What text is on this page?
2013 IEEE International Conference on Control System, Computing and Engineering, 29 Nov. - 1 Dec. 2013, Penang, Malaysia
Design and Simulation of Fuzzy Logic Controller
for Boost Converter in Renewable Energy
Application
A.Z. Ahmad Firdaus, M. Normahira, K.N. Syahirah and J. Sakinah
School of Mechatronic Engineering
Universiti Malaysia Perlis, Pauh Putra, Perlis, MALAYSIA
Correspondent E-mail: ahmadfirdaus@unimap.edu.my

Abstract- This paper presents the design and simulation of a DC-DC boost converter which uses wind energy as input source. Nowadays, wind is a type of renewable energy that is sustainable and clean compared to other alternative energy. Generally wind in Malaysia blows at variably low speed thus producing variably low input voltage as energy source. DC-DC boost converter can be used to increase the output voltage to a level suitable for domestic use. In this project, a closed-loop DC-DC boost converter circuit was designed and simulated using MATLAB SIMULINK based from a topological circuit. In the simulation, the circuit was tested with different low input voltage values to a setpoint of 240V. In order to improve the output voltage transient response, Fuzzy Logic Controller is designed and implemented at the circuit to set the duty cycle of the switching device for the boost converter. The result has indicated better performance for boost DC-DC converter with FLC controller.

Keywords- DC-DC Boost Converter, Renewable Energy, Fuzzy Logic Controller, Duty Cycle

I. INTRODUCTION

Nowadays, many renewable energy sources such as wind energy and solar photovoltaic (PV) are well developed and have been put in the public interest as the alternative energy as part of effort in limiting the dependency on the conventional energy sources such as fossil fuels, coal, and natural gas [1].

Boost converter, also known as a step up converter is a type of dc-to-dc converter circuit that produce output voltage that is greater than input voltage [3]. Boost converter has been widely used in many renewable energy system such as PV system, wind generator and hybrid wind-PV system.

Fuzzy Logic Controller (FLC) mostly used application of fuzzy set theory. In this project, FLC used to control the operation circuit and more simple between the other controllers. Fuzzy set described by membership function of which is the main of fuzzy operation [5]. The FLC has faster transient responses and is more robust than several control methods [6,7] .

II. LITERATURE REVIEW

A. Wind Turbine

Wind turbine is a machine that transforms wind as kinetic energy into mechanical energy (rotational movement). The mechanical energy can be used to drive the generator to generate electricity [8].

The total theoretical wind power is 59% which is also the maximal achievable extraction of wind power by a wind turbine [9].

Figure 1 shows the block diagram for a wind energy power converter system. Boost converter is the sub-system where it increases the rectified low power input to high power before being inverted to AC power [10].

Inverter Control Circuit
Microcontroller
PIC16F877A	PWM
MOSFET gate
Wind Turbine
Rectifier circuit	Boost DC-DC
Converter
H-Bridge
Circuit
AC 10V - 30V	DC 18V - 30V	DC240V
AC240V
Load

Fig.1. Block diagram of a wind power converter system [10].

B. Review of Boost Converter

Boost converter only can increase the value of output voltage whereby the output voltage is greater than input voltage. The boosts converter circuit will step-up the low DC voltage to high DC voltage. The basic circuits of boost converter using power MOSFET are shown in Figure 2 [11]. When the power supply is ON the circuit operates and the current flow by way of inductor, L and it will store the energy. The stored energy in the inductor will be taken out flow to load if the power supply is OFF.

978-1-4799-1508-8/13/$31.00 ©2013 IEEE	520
---
**TASK REQUIREMENTS:** Which lines contain the word "Engineering"? Return each of them.

**TASK SOLUTION:**
2013 IEEE International Conference on Control System, Computing and Engineering, 29 Nov. - 1 Dec. 2013, Penang, Malaysia
School of Mechatronic Engineering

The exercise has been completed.